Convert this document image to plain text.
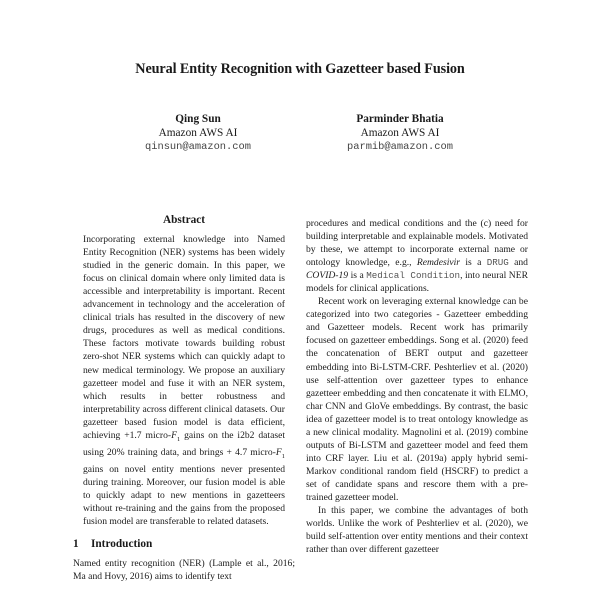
Neural Entity Recognition with Gazetteer based Fusion
Qing Sun
Amazon AWS AI
qinsun@amazon.com
Parminder Bhatia
Amazon AWS AI
parmib@amazon.com
Abstract

Incorporating external knowledge into Named Entity Recognition (NER) systems has been widely studied in the generic domain. In this paper, we focus on clinical domain where only limited data is accessible and interpretability is important. Recent advancement in technology and the acceleration of clinical trials has resulted in the discovery of new drugs, procedures as well as medical conditions. These factors motivate towards building robust zero-shot NER systems which can quickly adapt to new medical terminology. We propose an auxiliary gazetteer model and fuse it with an NER system, which results in better robustness and interpretability across different clinical datasets. Our gazetteer based fusion model is data efficient, achieving +1.7 micro-$F_1$ gains on the i2b2 dataset using 20% training data, and brings + 4.7 micro-$F_1$ gains on novel entity mentions never presented during training. Moreover, our fusion model is able to quickly adapt to new mentions in gazetteers without re-training and the gains from the proposed fusion model are transferable to related datasets.

1 Introduction

Named entity recognition (NER) (Lample et al., 2016; Ma and Hovy, 2016) aims to identify text

procedures and medical conditions and the (c) need for building interpretable and explainable models. Motivated by these, we attempt to incorporate external name or ontology knowledge, e.g., Remdesivir is a DRUG and COVID-19 is a Medical Condition, into neural NER models for clinical applications.

Recent work on leveraging external knowledge can be categorized into two categories - Gazetteer embedding and Gazetteer models. Recent work has primarily focused on gazetteer embeddings. Song et al. (2020) feed the concatenation of BERT output and gazetteer embedding into Bi-LSTM-CRF. Peshterliev et al. (2020) use self-attention over gazetteer types to enhance gazetteer embedding and then concatenate it with ELMO, char CNN and GloVe embeddings. By contrast, the basic idea of gazetteer model is to treat ontology knowledge as a new clinical modality. Magnolini et al. (2019) combine outputs of Bi-LSTM and gazetteer model and feed them into CRF layer. Liu et al. (2019a) apply hybrid semi-Markov conditional random field (HSCRF) to predict a set of candidate spans and rescore them with a pre-trained gazetteer model.

In this paper, we combine the advantages of both worlds. Unlike the work of Peshterliev et al. (2020), we build self-attention over entity mentions and their context rather than over different gazetteer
----
• **Written instruction**
From the listing above, find the number of lines with the word "different" in them. Answer with the number only.

• **Response to the exercise**
2